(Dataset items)
┄┄┄┄┄┄┄┄┄┄┄┄┄┄┄┄┄┄┄┄

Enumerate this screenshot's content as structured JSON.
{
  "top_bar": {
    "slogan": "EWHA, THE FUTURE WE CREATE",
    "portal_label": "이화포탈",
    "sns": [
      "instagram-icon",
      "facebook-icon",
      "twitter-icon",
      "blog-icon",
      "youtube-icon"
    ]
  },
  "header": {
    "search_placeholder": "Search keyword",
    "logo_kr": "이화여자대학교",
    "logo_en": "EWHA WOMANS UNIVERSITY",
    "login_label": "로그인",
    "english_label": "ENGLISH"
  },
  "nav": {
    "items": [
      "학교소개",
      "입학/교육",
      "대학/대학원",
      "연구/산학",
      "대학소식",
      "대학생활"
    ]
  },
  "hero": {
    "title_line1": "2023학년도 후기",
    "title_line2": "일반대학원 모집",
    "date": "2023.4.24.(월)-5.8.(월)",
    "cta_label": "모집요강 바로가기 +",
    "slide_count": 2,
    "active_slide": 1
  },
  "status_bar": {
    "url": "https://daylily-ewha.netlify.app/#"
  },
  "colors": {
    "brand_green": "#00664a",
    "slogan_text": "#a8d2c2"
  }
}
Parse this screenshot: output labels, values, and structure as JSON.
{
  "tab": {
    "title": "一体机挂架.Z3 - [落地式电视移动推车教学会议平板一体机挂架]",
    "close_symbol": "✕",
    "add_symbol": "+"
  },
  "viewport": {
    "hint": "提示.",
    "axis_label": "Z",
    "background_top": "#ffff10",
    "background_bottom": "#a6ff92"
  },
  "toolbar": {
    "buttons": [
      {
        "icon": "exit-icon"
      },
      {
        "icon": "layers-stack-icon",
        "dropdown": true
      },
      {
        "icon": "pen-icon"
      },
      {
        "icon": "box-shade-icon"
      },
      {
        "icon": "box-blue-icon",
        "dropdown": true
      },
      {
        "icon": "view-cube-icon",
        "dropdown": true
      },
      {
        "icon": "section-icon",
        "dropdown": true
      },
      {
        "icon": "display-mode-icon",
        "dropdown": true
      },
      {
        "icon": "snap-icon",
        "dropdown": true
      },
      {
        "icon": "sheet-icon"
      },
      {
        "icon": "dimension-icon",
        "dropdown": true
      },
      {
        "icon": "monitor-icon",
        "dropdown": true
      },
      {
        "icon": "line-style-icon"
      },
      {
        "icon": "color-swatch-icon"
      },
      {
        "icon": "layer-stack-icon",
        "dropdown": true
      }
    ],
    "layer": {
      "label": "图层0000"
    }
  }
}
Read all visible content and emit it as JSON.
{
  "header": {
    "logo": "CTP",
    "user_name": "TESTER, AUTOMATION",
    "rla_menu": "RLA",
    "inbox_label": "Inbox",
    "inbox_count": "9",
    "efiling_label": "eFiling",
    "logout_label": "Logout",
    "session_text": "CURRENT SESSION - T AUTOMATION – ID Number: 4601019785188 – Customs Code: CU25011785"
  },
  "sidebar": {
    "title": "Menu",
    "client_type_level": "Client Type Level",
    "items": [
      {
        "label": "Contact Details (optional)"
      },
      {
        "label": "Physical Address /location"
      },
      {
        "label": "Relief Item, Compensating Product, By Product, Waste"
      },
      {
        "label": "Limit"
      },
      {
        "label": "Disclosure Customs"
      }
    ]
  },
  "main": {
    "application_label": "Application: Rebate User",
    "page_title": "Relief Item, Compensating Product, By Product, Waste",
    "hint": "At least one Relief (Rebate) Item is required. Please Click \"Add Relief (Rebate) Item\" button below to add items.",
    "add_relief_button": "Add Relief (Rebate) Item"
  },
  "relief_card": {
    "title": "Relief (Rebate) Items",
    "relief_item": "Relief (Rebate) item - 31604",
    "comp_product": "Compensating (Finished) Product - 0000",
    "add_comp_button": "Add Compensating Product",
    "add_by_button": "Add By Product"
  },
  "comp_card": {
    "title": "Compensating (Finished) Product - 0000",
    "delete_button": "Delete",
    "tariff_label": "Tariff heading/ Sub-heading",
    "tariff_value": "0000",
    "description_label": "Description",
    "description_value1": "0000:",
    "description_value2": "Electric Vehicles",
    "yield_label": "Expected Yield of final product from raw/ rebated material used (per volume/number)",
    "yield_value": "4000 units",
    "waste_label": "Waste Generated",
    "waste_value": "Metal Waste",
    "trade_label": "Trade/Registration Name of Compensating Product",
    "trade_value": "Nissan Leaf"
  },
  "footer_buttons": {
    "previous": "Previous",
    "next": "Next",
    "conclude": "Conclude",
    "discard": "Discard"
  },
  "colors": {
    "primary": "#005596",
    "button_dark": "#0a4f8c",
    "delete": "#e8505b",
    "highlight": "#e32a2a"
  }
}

┄┄┄┄┄┄┄┄┄┄┄┄┄┄┄┄┄┄┄┄

• What you will do
Show the lines that mention the word "screenshot".

• Reply
Enumerate this screenshot's content as structured JSON.
Parse this screenshot: output labels, values, and structure as JSON.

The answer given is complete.